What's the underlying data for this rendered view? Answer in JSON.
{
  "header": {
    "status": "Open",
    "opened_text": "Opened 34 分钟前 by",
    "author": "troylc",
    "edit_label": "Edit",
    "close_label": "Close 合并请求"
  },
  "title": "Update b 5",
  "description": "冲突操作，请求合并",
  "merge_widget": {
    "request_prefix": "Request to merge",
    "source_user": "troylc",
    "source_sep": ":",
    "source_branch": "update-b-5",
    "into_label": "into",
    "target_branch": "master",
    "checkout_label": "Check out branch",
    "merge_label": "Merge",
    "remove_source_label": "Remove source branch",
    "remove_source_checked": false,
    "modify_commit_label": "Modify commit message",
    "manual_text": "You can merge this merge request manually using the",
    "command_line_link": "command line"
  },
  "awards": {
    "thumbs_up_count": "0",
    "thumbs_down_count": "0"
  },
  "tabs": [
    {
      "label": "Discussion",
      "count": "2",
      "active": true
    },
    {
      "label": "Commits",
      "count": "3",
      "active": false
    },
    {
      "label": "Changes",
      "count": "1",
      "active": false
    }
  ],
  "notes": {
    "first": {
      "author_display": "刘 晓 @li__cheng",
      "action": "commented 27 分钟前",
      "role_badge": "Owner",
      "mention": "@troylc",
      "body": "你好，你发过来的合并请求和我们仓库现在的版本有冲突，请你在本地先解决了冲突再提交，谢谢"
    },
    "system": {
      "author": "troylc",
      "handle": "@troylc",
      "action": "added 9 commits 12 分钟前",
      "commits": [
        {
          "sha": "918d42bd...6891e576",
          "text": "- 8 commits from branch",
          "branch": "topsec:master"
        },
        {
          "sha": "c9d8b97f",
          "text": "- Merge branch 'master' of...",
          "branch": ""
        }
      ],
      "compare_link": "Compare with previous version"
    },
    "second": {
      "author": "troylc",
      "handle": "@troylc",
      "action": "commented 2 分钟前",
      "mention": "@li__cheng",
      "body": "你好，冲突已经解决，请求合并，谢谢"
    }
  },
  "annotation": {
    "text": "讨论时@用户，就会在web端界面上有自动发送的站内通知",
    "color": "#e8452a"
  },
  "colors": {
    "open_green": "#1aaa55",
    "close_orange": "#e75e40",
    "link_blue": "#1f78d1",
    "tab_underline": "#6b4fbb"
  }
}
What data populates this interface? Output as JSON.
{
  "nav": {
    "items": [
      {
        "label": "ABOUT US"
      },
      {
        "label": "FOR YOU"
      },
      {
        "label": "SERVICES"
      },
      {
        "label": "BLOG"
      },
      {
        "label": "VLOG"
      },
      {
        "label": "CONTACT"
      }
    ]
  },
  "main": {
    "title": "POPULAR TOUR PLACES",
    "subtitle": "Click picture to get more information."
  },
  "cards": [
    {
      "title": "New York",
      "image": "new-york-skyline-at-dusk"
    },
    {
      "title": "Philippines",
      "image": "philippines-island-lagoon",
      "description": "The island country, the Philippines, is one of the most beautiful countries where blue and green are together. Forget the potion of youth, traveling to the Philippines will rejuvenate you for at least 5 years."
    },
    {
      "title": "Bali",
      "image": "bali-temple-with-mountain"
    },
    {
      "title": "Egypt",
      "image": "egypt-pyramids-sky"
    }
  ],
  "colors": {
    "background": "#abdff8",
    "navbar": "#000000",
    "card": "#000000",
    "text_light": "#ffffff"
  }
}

→ WRITTEN REQUEST
Identify the lines of the entries containing the string "What". Copy each such line.

→ OUTPUT OF THE EXERCISE
What's the underlying data for this rendered view? Answer in JSON.
What data populates this interface? Output as JSON.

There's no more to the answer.